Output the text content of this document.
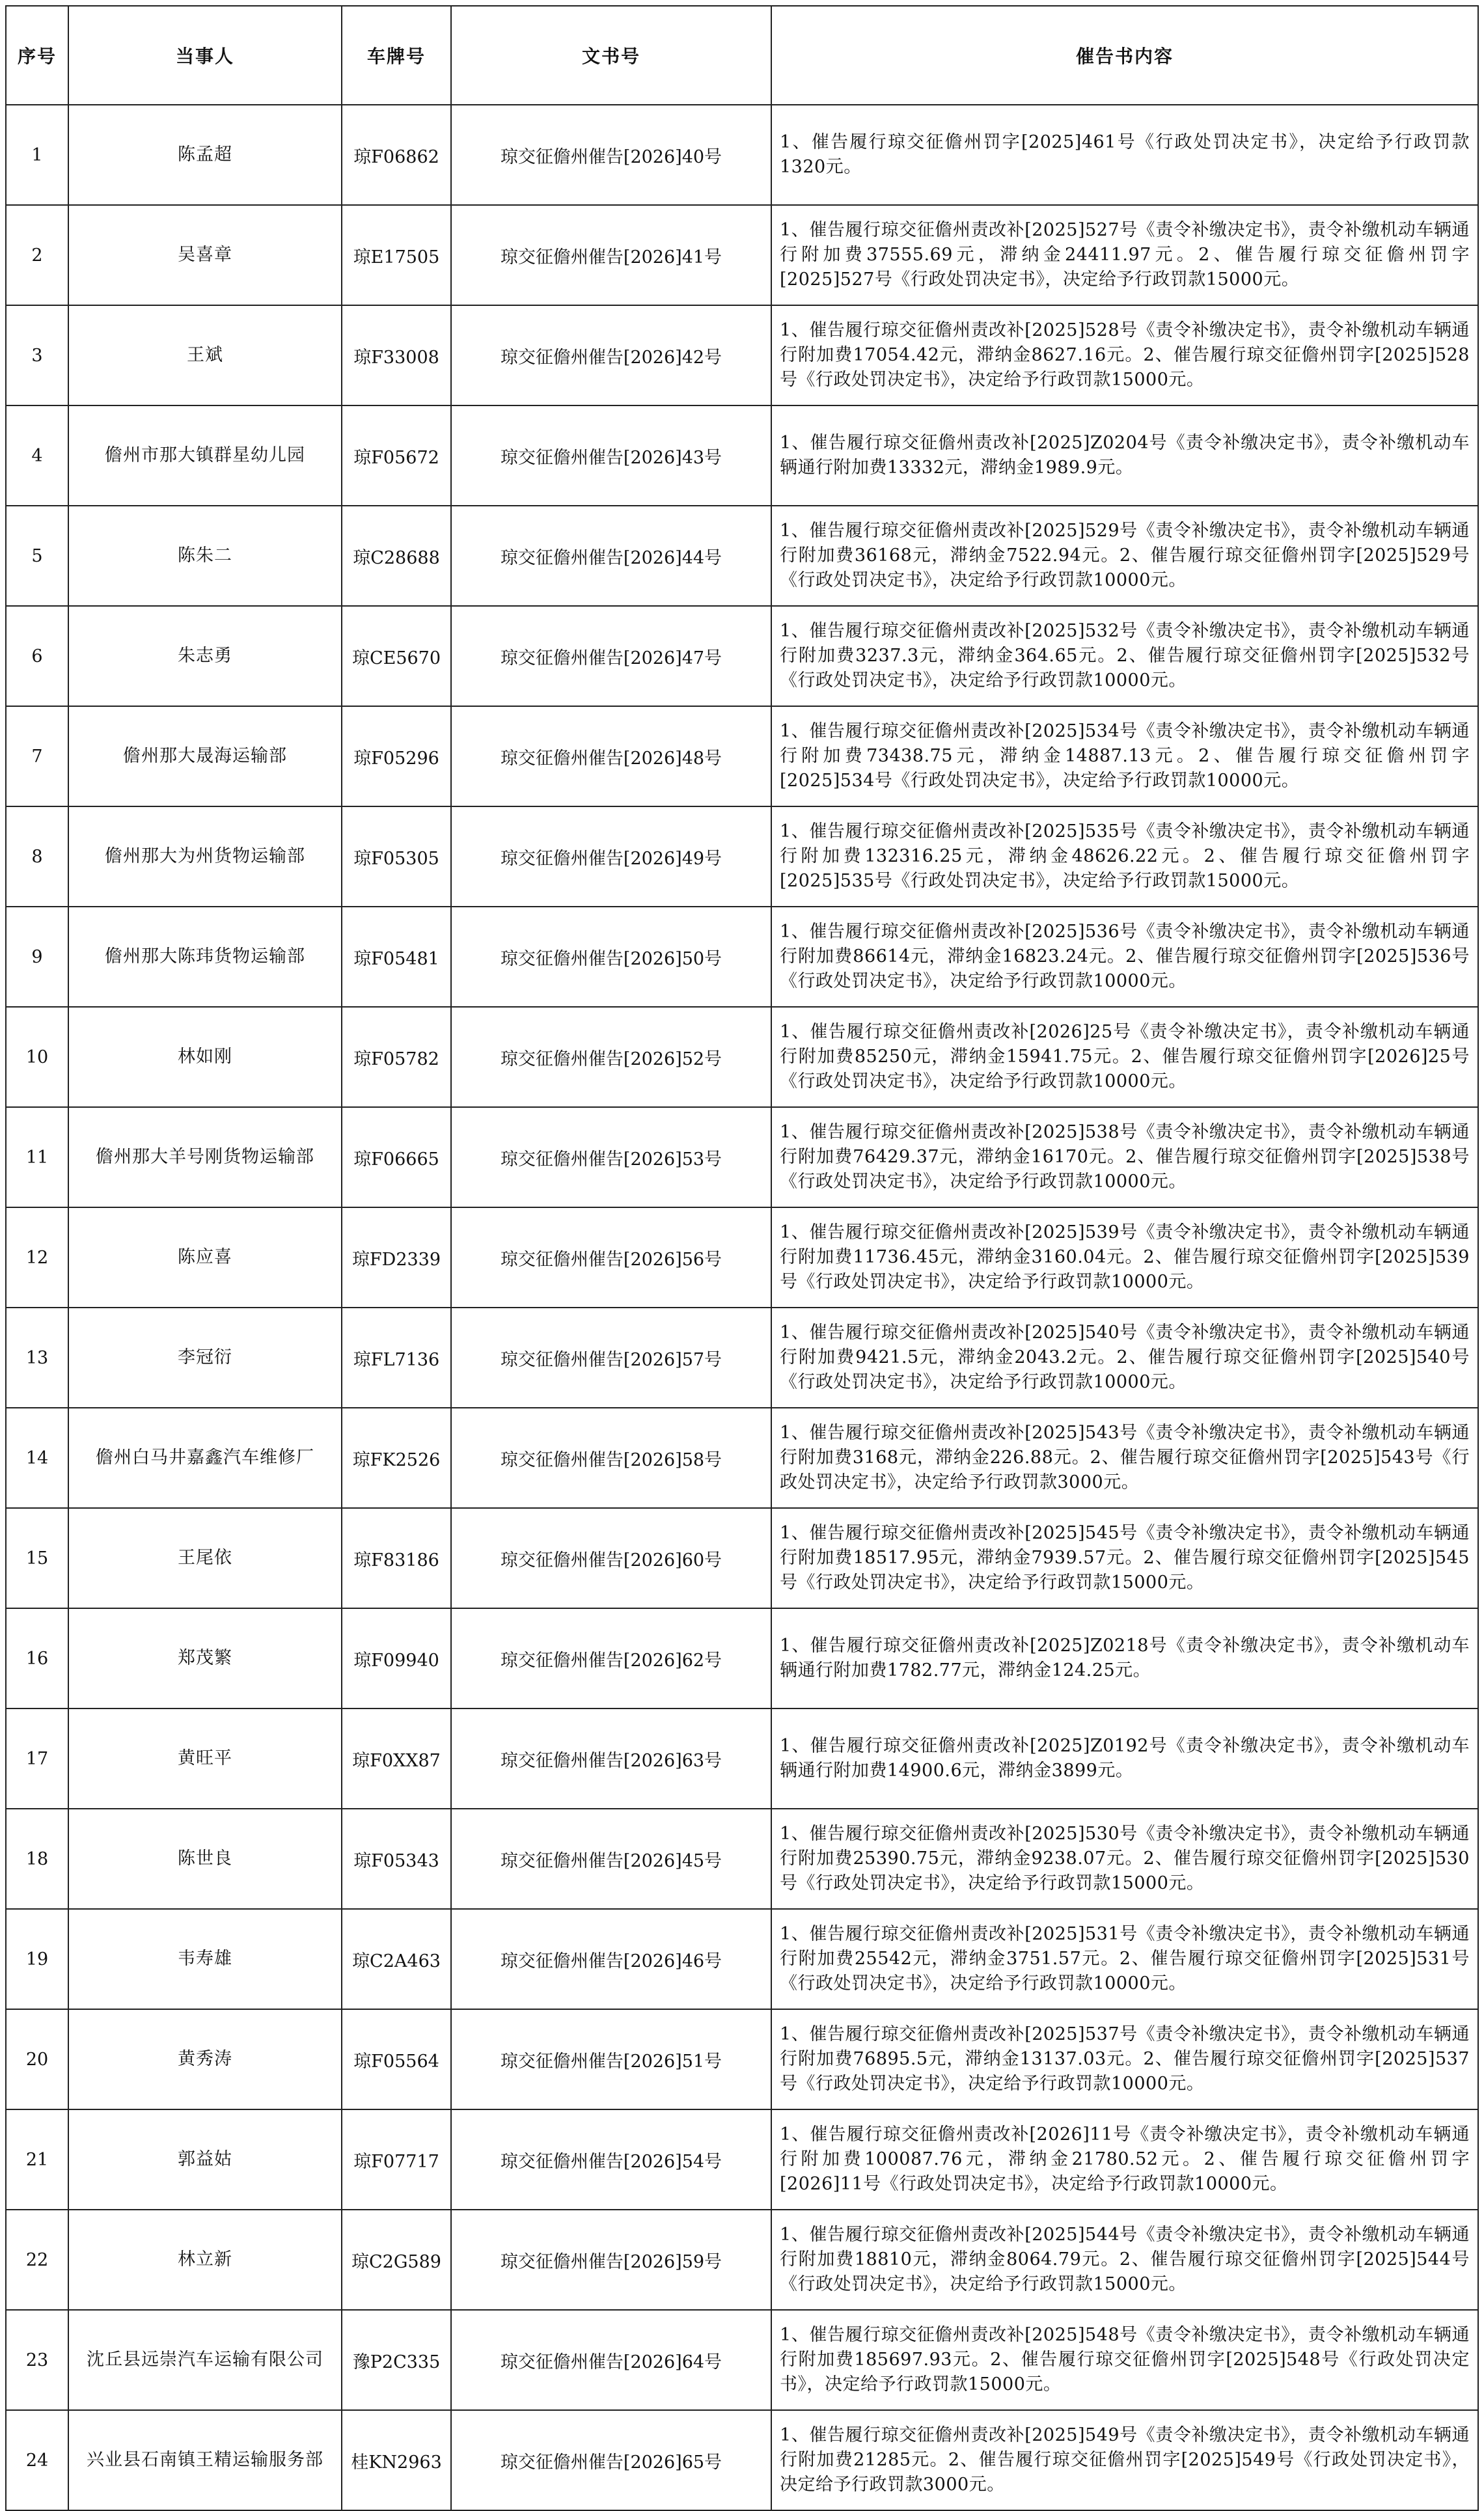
序号	当事人	车牌号	文书号	催告书内容
1	陈孟超	琼F06862	琼交征儋州催告[2026]40号	1、催告履行琼交征儋州罚字[2025]461号《行政处罚决定书》，决定给予行政罚款1320元。
2	吴喜章	琼E17505	琼交征儋州催告[2026]41号	1、催告履行琼交征儋州责改补[2025]527号《责令补缴决定书》，责令补缴机动车辆通行附加费37555.69元，滞纳金24411.97元。2、催告履行琼交征儋州罚字[2025]527号《行政处罚决定书》，决定给予行政罚款15000元。
3	王斌	琼F33008	琼交征儋州催告[2026]42号	1、催告履行琼交征儋州责改补[2025]528号《责令补缴决定书》，责令补缴机动车辆通行附加费17054.42元，滞纳金8627.16元。2、催告履行琼交征儋州罚字[2025]528号《行政处罚决定书》，决定给予行政罚款15000元。
4	儋州市那大镇群星幼儿园	琼F05672	琼交征儋州催告[2026]43号	1、催告履行琼交征儋州责改补[2025]Z0204号《责令补缴决定书》，责令补缴机动车辆通行附加费13332元，滞纳金1989.9元。
5	陈朱二	琼C28688	琼交征儋州催告[2026]44号	1、催告履行琼交征儋州责改补[2025]529号《责令补缴决定书》，责令补缴机动车辆通行附加费36168元，滞纳金7522.94元。2、催告履行琼交征儋州罚字[2025]529号《行政处罚决定书》，决定给予行政罚款10000元。
6	朱志勇	琼CE5670	琼交征儋州催告[2026]47号	1、催告履行琼交征儋州责改补[2025]532号《责令补缴决定书》，责令补缴机动车辆通行附加费3237.3元，滞纳金364.65元。2、催告履行琼交征儋州罚字[2025]532号《行政处罚决定书》，决定给予行政罚款10000元。
7	儋州那大晟海运输部	琼F05296	琼交征儋州催告[2026]48号	1、催告履行琼交征儋州责改补[2025]534号《责令补缴决定书》，责令补缴机动车辆通行附加费73438.75元，滞纳金14887.13元。2、催告履行琼交征儋州罚字[2025]534号《行政处罚决定书》，决定给予行政罚款10000元。
8	儋州那大为州货物运输部	琼F05305	琼交征儋州催告[2026]49号	1、催告履行琼交征儋州责改补[2025]535号《责令补缴决定书》，责令补缴机动车辆通行附加费132316.25元，滞纳金48626.22元。2、催告履行琼交征儋州罚字[2025]535号《行政处罚决定书》，决定给予行政罚款15000元。
9	儋州那大陈玮货物运输部	琼F05481	琼交征儋州催告[2026]50号	1、催告履行琼交征儋州责改补[2025]536号《责令补缴决定书》，责令补缴机动车辆通行附加费86614元，滞纳金16823.24元。2、催告履行琼交征儋州罚字[2025]536号《行政处罚决定书》，决定给予行政罚款10000元。
10	林如刚	琼F05782	琼交征儋州催告[2026]52号	1、催告履行琼交征儋州责改补[2026]25号《责令补缴决定书》，责令补缴机动车辆通行附加费85250元，滞纳金15941.75元。2、催告履行琼交征儋州罚字[2026]25号《行政处罚决定书》，决定给予行政罚款10000元。
11	儋州那大羊号刚货物运输部	琼F06665	琼交征儋州催告[2026]53号	1、催告履行琼交征儋州责改补[2025]538号《责令补缴决定书》，责令补缴机动车辆通行附加费76429.37元，滞纳金16170元。2、催告履行琼交征儋州罚字[2025]538号《行政处罚决定书》，决定给予行政罚款10000元。
12	陈应喜	琼FD2339	琼交征儋州催告[2026]56号	1、催告履行琼交征儋州责改补[2025]539号《责令补缴决定书》，责令补缴机动车辆通行附加费11736.45元，滞纳金3160.04元。2、催告履行琼交征儋州罚字[2025]539号《行政处罚决定书》，决定给予行政罚款10000元。
13	李冠衍	琼FL7136	琼交征儋州催告[2026]57号	1、催告履行琼交征儋州责改补[2025]540号《责令补缴决定书》，责令补缴机动车辆通行附加费9421.5元，滞纳金2043.2元。2、催告履行琼交征儋州罚字[2025]540号《行政处罚决定书》，决定给予行政罚款10000元。
14	儋州白马井嘉鑫汽车维修厂	琼FK2526	琼交征儋州催告[2026]58号	1、催告履行琼交征儋州责改补[2025]543号《责令补缴决定书》，责令补缴机动车辆通行附加费3168元，滞纳金226.88元。2、催告履行琼交征儋州罚字[2025]543号《行政处罚决定书》，决定给予行政罚款3000元。
15	王尾依	琼F83186	琼交征儋州催告[2026]60号	1、催告履行琼交征儋州责改补[2025]545号《责令补缴决定书》，责令补缴机动车辆通行附加费18517.95元，滞纳金7939.57元。2、催告履行琼交征儋州罚字[2025]545号《行政处罚决定书》，决定给予行政罚款15000元。
16	郑茂繁	琼F09940	琼交征儋州催告[2026]62号	1、催告履行琼交征儋州责改补[2025]Z0218号《责令补缴决定书》，责令补缴机动车辆通行附加费1782.77元，滞纳金124.25元。
17	黄旺平	琼F0XX87	琼交征儋州催告[2026]63号	1、催告履行琼交征儋州责改补[2025]Z0192号《责令补缴决定书》，责令补缴机动车辆通行附加费14900.6元，滞纳金3899元。
18	陈世良	琼F05343	琼交征儋州催告[2026]45号	1、催告履行琼交征儋州责改补[2025]530号《责令补缴决定书》，责令补缴机动车辆通行附加费25390.75元，滞纳金9238.07元。2、催告履行琼交征儋州罚字[2025]530号《行政处罚决定书》，决定给予行政罚款15000元。
19	韦寿雄	琼C2A463	琼交征儋州催告[2026]46号	1、催告履行琼交征儋州责改补[2025]531号《责令补缴决定书》，责令补缴机动车辆通行附加费25542元，滞纳金3751.57元。2、催告履行琼交征儋州罚字[2025]531号《行政处罚决定书》，决定给予行政罚款10000元。
20	黄秀涛	琼F05564	琼交征儋州催告[2026]51号	1、催告履行琼交征儋州责改补[2025]537号《责令补缴决定书》，责令补缴机动车辆通行附加费76895.5元，滞纳金13137.03元。2、催告履行琼交征儋州罚字[2025]537号《行政处罚决定书》，决定给予行政罚款10000元。
21	郭益姑	琼F07717	琼交征儋州催告[2026]54号	1、催告履行琼交征儋州责改补[2026]11号《责令补缴决定书》，责令补缴机动车辆通行附加费100087.76元，滞纳金21780.52元。2、催告履行琼交征儋州罚字[2026]11号《行政处罚决定书》，决定给予行政罚款10000元。
22	林立新	琼C2G589	琼交征儋州催告[2026]59号	1、催告履行琼交征儋州责改补[2025]544号《责令补缴决定书》，责令补缴机动车辆通行附加费18810元，滞纳金8064.79元。2、催告履行琼交征儋州罚字[2025]544号《行政处罚决定书》，决定给予行政罚款15000元。
23	沈丘县远崇汽车运输有限公司	豫P2C335	琼交征儋州催告[2026]64号	1、催告履行琼交征儋州责改补[2025]548号《责令补缴决定书》，责令补缴机动车辆通行附加费185697.93元。2、催告履行琼交征儋州罚字[2025]548号《行政处罚决定书》，决定给予行政罚款15000元。
24	兴业县石南镇王精运输服务部	桂KN2963	琼交征儋州催告[2026]65号	1、催告履行琼交征儋州责改补[2025]549号《责令补缴决定书》，责令补缴机动车辆通行附加费21285元。2、催告履行琼交征儋州罚字[2025]549号《行政处罚决定书》，决定给予行政罚款3000元。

——————

Request
Repeat verbatim all the material, but not the pictures.

Result of the task
Output the text content of this document.
序号	当事人	车牌号	文书号	催告书内容
1	陈孟超	琼F06862	琼交征儋州催告[2026]40号	1、催告履行琼交征儋州罚字[2025]461号《行政处罚决定书》，决定给予行政罚款1320元。
2	吴喜章	琼E17505	琼交征儋州催告[2026]41号	1、催告履行琼交征儋州责改补[2025]527号《责令补缴决定书》，责令补缴机动车辆通行附加费37555.69元，滞纳金24411.97元。2、催告履行琼交征儋州罚字[2025]527号《行政处罚决定书》，决定给予行政罚款15000元。
3	王斌	琼F33008	琼交征儋州催告[2026]42号	1、催告履行琼交征儋州责改补[2025]528号《责令补缴决定书》，责令补缴机动车辆通行附加费17054.42元，滞纳金8627.16元。2、催告履行琼交征儋州罚字[2025]528号《行政处罚决定书》，决定给予行政罚款15000元。
4	儋州市那大镇群星幼儿园	琼F05672	琼交征儋州催告[2026]43号	1、催告履行琼交征儋州责改补[2025]Z0204号《责令补缴决定书》，责令补缴机动车辆通行附加费13332元，滞纳金1989.9元。
5	陈朱二	琼C28688	琼交征儋州催告[2026]44号	1、催告履行琼交征儋州责改补[2025]529号《责令补缴决定书》，责令补缴机动车辆通行附加费36168元，滞纳金7522.94元。2、催告履行琼交征儋州罚字[2025]529号《行政处罚决定书》，决定给予行政罚款10000元。
6	朱志勇	琼CE5670	琼交征儋州催告[2026]47号	1、催告履行琼交征儋州责改补[2025]532号《责令补缴决定书》，责令补缴机动车辆通行附加费3237.3元，滞纳金364.65元。2、催告履行琼交征儋州罚字[2025]532号《行政处罚决定书》，决定给予行政罚款10000元。
7	儋州那大晟海运输部	琼F05296	琼交征儋州催告[2026]48号	1、催告履行琼交征儋州责改补[2025]534号《责令补缴决定书》，责令补缴机动车辆通行附加费73438.75元，滞纳金14887.13元。2、催告履行琼交征儋州罚字[2025]534号《行政处罚决定书》，决定给予行政罚款10000元。
8	儋州那大为州货物运输部	琼F05305	琼交征儋州催告[2026]49号	1、催告履行琼交征儋州责改补[2025]535号《责令补缴决定书》，责令补缴机动车辆通行附加费132316.25元，滞纳金48626.22元。2、催告履行琼交征儋州罚字[2025]535号《行政处罚决定书》，决定给予行政罚款15000元。
9	儋州那大陈玮货物运输部	琼F05481	琼交征儋州催告[2026]50号	1、催告履行琼交征儋州责改补[2025]536号《责令补缴决定书》，责令补缴机动车辆通行附加费86614元，滞纳金16823.24元。2、催告履行琼交征儋州罚字[2025]536号《行政处罚决定书》，决定给予行政罚款10000元。
10	林如刚	琼F05782	琼交征儋州催告[2026]52号	1、催告履行琼交征儋州责改补[2026]25号《责令补缴决定书》，责令补缴机动车辆通行附加费85250元，滞纳金15941.75元。2、催告履行琼交征儋州罚字[2026]25号《行政处罚决定书》，决定给予行政罚款10000元。
11	儋州那大羊号刚货物运输部	琼F06665	琼交征儋州催告[2026]53号	1、催告履行琼交征儋州责改补[2025]538号《责令补缴决定书》，责令补缴机动车辆通行附加费76429.37元，滞纳金16170元。2、催告履行琼交征儋州罚字[2025]538号《行政处罚决定书》，决定给予行政罚款10000元。
12	陈应喜	琼FD2339	琼交征儋州催告[2026]56号	1、催告履行琼交征儋州责改补[2025]539号《责令补缴决定书》，责令补缴机动车辆通行附加费11736.45元，滞纳金3160.04元。2、催告履行琼交征儋州罚字[2025]539号《行政处罚决定书》，决定给予行政罚款10000元。
13	李冠衍	琼FL7136	琼交征儋州催告[2026]57号	1、催告履行琼交征儋州责改补[2025]540号《责令补缴决定书》，责令补缴机动车辆通行附加费9421.5元，滞纳金2043.2元。2、催告履行琼交征儋州罚字[2025]540号《行政处罚决定书》，决定给予行政罚款10000元。
14	儋州白马井嘉鑫汽车维修厂	琼FK2526	琼交征儋州催告[2026]58号	1、催告履行琼交征儋州责改补[2025]543号《责令补缴决定书》，责令补缴机动车辆通行附加费3168元，滞纳金226.88元。2、催告履行琼交征儋州罚字[2025]543号《行政处罚决定书》，决定给予行政罚款3000元。
15	王尾依	琼F83186	琼交征儋州催告[2026]60号	1、催告履行琼交征儋州责改补[2025]545号《责令补缴决定书》，责令补缴机动车辆通行附加费18517.95元，滞纳金7939.57元。2、催告履行琼交征儋州罚字[2025]545号《行政处罚决定书》，决定给予行政罚款15000元。
16	郑茂繁	琼F09940	琼交征儋州催告[2026]62号	1、催告履行琼交征儋州责改补[2025]Z0218号《责令补缴决定书》，责令补缴机动车辆通行附加费1782.77元，滞纳金124.25元。
17	黄旺平	琼F0XX87	琼交征儋州催告[2026]63号	1、催告履行琼交征儋州责改补[2025]Z0192号《责令补缴决定书》，责令补缴机动车辆通行附加费14900.6元，滞纳金3899元。
18	陈世良	琼F05343	琼交征儋州催告[2026]45号	1、催告履行琼交征儋州责改补[2025]530号《责令补缴决定书》，责令补缴机动车辆通行附加费25390.75元，滞纳金9238.07元。2、催告履行琼交征儋州罚字[2025]530号《行政处罚决定书》，决定给予行政罚款15000元。
19	韦寿雄	琼C2A463	琼交征儋州催告[2026]46号	1、催告履行琼交征儋州责改补[2025]531号《责令补缴决定书》，责令补缴机动车辆通行附加费25542元，滞纳金3751.57元。2、催告履行琼交征儋州罚字[2025]531号《行政处罚决定书》，决定给予行政罚款10000元。
20	黄秀涛	琼F05564	琼交征儋州催告[2026]51号	1、催告履行琼交征儋州责改补[2025]537号《责令补缴决定书》，责令补缴机动车辆通行附加费76895.5元，滞纳金13137.03元。2、催告履行琼交征儋州罚字[2025]537号《行政处罚决定书》，决定给予行政罚款10000元。
21	郭益姑	琼F07717	琼交征儋州催告[2026]54号	1、催告履行琼交征儋州责改补[2026]11号《责令补缴决定书》，责令补缴机动车辆通行附加费100087.76元，滞纳金21780.52元。2、催告履行琼交征儋州罚字[2026]11号《行政处罚决定书》，决定给予行政罚款10000元。
22	林立新	琼C2G589	琼交征儋州催告[2026]59号	1、催告履行琼交征儋州责改补[2025]544号《责令补缴决定书》，责令补缴机动车辆通行附加费18810元，滞纳金8064.79元。2、催告履行琼交征儋州罚字[2025]544号《行政处罚决定书》，决定给予行政罚款15000元。
23	沈丘县远崇汽车运输有限公司	豫P2C335	琼交征儋州催告[2026]64号	1、催告履行琼交征儋州责改补[2025]548号《责令补缴决定书》，责令补缴机动车辆通行附加费185697.93元。2、催告履行琼交征儋州罚字[2025]548号《行政处罚决定书》，决定给予行政罚款15000元。
24	兴业县石南镇王精运输服务部	桂KN2963	琼交征儋州催告[2026]65号	1、催告履行琼交征儋州责改补[2025]549号《责令补缴决定书》，责令补缴机动车辆通行附加费21285元。2、催告履行琼交征儋州罚字[2025]549号《行政处罚决定书》，决定给予行政罚款3000元。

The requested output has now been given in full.